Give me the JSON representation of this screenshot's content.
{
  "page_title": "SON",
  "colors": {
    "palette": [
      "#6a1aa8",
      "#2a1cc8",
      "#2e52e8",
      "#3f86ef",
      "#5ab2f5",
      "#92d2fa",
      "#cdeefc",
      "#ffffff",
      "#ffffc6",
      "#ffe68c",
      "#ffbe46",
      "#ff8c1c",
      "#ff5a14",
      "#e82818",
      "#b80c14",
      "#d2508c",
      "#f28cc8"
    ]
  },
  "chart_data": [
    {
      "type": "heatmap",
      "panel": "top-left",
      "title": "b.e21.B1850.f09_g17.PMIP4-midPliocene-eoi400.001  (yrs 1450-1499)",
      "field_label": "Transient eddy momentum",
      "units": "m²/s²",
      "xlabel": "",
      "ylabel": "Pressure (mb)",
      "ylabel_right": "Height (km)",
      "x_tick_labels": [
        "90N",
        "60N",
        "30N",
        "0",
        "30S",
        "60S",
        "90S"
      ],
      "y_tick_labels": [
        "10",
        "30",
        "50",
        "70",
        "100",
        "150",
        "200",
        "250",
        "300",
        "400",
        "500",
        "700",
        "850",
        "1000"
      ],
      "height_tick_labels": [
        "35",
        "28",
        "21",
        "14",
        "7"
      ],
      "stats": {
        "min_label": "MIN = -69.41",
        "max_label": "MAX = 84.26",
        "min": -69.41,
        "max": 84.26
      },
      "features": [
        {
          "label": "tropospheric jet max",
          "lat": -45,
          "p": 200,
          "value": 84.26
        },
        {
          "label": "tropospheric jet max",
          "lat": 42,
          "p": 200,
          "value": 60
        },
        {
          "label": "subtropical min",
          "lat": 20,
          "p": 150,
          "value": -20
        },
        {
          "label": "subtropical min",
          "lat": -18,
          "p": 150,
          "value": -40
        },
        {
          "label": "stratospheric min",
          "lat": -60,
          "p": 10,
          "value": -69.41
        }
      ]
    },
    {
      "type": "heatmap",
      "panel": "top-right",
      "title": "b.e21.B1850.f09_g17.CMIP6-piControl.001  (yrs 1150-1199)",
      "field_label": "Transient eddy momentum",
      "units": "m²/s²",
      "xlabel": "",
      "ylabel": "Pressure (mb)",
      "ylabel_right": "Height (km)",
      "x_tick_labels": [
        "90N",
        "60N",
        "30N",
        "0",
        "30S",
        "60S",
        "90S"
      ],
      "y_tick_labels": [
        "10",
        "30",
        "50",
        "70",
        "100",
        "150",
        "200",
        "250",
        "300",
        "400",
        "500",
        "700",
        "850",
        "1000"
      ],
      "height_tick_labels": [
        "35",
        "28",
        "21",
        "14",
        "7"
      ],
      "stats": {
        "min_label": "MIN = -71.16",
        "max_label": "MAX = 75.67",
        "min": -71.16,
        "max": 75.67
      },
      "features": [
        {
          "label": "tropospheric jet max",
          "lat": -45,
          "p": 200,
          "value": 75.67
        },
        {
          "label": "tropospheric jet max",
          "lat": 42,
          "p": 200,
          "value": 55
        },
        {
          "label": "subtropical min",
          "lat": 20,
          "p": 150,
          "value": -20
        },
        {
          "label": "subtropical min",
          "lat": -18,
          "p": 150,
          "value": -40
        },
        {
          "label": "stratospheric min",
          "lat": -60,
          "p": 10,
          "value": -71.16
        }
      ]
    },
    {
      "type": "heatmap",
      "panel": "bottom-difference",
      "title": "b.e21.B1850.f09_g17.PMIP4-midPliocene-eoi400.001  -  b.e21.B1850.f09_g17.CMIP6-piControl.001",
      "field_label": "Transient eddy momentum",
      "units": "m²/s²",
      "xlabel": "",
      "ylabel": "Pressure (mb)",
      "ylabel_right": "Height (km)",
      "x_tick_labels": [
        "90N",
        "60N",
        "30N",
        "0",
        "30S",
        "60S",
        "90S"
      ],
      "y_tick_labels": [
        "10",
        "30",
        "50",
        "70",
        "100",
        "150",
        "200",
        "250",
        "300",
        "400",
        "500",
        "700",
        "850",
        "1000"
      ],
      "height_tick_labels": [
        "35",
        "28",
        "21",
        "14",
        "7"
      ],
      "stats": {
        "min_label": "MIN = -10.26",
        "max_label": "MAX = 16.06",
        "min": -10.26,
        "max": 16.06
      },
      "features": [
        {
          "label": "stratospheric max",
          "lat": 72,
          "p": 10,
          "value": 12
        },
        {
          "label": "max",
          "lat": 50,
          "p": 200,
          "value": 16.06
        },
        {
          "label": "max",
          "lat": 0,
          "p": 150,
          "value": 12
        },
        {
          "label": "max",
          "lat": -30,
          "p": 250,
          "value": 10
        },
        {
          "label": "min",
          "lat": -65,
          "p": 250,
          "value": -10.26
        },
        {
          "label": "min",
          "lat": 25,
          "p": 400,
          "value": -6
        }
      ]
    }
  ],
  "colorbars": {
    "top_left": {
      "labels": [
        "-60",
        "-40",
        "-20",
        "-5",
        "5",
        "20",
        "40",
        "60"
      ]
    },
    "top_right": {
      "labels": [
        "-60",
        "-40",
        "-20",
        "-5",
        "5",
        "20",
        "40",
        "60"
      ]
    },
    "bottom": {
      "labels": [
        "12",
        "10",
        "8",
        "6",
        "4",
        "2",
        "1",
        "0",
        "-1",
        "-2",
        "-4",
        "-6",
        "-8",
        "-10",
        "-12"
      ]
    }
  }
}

=======

Retype all of the material, keeping each line exact.

#### Final result:
Give me the JSON representation of this screenshot's content.
{
  "page_title": "SON",
  "colors": {
    "palette": [
      "#6a1aa8",
      "#2a1cc8",
      "#2e52e8",
      "#3f86ef",
      "#5ab2f5",
      "#92d2fa",
      "#cdeefc",
      "#ffffff",
      "#ffffc6",
      "#ffe68c",
      "#ffbe46",
      "#ff8c1c",
      "#ff5a14",
      "#e82818",
      "#b80c14",
      "#d2508c",
      "#f28cc8"
    ]
  },
  "chart_data": [
    {
      "type": "heatmap",
      "panel": "top-left",
      "title": "b.e21.B1850.f09_g17.PMIP4-midPliocene-eoi400.001  (yrs 1450-1499)",
      "field_label": "Transient eddy momentum",
      "units": "m²/s²",
      "xlabel": "",
      "ylabel": "Pressure (mb)",
      "ylabel_right": "Height (km)",
      "x_tick_labels": [
        "90N",
        "60N",
        "30N",
        "0",
        "30S",
        "60S",
        "90S"
      ],
      "y_tick_labels": [
        "10",
        "30",
        "50",
        "70",
        "100",
        "150",
        "200",
        "250",
        "300",
        "400",
        "500",
        "700",
        "850",
        "1000"
      ],
      "height_tick_labels": [
        "35",
        "28",
        "21",
        "14",
        "7"
      ],
      "stats": {
        "min_label": "MIN = -69.41",
        "max_label": "MAX = 84.26",
        "min": -69.41,
        "max": 84.26
      },
      "features": [
        {
          "label": "tropospheric jet max",
          "lat": -45,
          "p": 200,
          "value": 84.26
        },
        {
          "label": "tropospheric jet max",
          "lat": 42,
          "p": 200,
          "value": 60
        },
        {
          "label": "subtropical min",
          "lat": 20,
          "p": 150,
          "value": -20
        },
        {
          "label": "subtropical min",
          "lat": -18,
          "p": 150,
          "value": -40
        },
        {
          "label": "stratospheric min",
          "lat": -60,
          "p": 10,
          "value": -69.41
        }
      ]
    },
    {
      "type": "heatmap",
      "panel": "top-right",
      "title": "b.e21.B1850.f09_g17.CMIP6-piControl.001  (yrs 1150-1199)",
      "field_label": "Transient eddy momentum",
      "units": "m²/s²",
      "xlabel": "",
      "ylabel": "Pressure (mb)",
      "ylabel_right": "Height (km)",
      "x_tick_labels": [
        "90N",
        "60N",
        "30N",
        "0",
        "30S",
        "60S",
        "90S"
      ],
      "y_tick_labels": [
        "10",
        "30",
        "50",
        "70",
        "100",
        "150",
        "200",
        "250",
        "300",
        "400",
        "500",
        "700",
        "850",
        "1000"
      ],
      "height_tick_labels": [
        "35",
        "28",
        "21",
        "14",
        "7"
      ],
      "stats": {
        "min_label": "MIN = -71.16",
        "max_label": "MAX = 75.67",
        "min": -71.16,
        "max": 75.67
      },
      "features": [
        {
          "label": "tropospheric jet max",
          "lat": -45,
          "p": 200,
          "value": 75.67
        },
        {
          "label": "tropospheric jet max",
          "lat": 42,
          "p": 200,
          "value": 55
        },
        {
          "label": "subtropical min",
          "lat": 20,
          "p": 150,
          "value": -20
        },
        {
          "label": "subtropical min",
          "lat": -18,
          "p": 150,
          "value": -40
        },
        {
          "label": "stratospheric min",
          "lat": -60,
          "p": 10,
          "value": -71.16
        }
      ]
    },
    {
      "type": "heatmap",
      "panel": "bottom-difference",
      "title": "b.e21.B1850.f09_g17.PMIP4-midPliocene-eoi400.001  -  b.e21.B1850.f09_g17.CMIP6-piControl.001",
      "field_label": "Transient eddy momentum",
      "units": "m²/s²",
      "xlabel": "",
      "ylabel": "Pressure (mb)",
      "ylabel_right": "Height (km)",
      "x_tick_labels": [
        "90N",
        "60N",
        "30N",
        "0",
        "30S",
        "60S",
        "90S"
      ],
      "y_tick_labels": [
        "10",
        "30",
        "50",
        "70",
        "100",
        "150",
        "200",
        "250",
        "300",
        "400",
        "500",
        "700",
        "850",
        "1000"
      ],
      "height_tick_labels": [
        "35",
        "28",
        "21",
        "14",
        "7"
      ],
      "stats": {
        "min_label": "MIN = -10.26",
        "max_label": "MAX = 16.06",
        "min": -10.26,
        "max": 16.06
      },
      "features": [
        {
          "label": "stratospheric max",
          "lat": 72,
          "p": 10,
          "value": 12
        },
        {
          "label": "max",
          "lat": 50,
          "p": 200,
          "value": 16.06
        },
        {
          "label": "max",
          "lat": 0,
          "p": 150,
          "value": 12
        },
        {
          "label": "max",
          "lat": -30,
          "p": 250,
          "value": 10
        },
        {
          "label": "min",
          "lat": -65,
          "p": 250,
          "value": -10.26
        },
        {
          "label": "min",
          "lat": 25,
          "p": 400,
          "value": -6
        }
      ]
    }
  ],
  "colorbars": {
    "top_left": {
      "labels": [
        "-60",
        "-40",
        "-20",
        "-5",
        "5",
        "20",
        "40",
        "60"
      ]
    },
    "top_right": {
      "labels": [
        "-60",
        "-40",
        "-20",
        "-5",
        "5",
        "20",
        "40",
        "60"
      ]
    },
    "bottom": {
      "labels": [
        "12",
        "10",
        "8",
        "6",
        "4",
        "2",
        "1",
        "0",
        "-1",
        "-2",
        "-4",
        "-6",
        "-8",
        "-10",
        "-12"
      ]
    }
  }
}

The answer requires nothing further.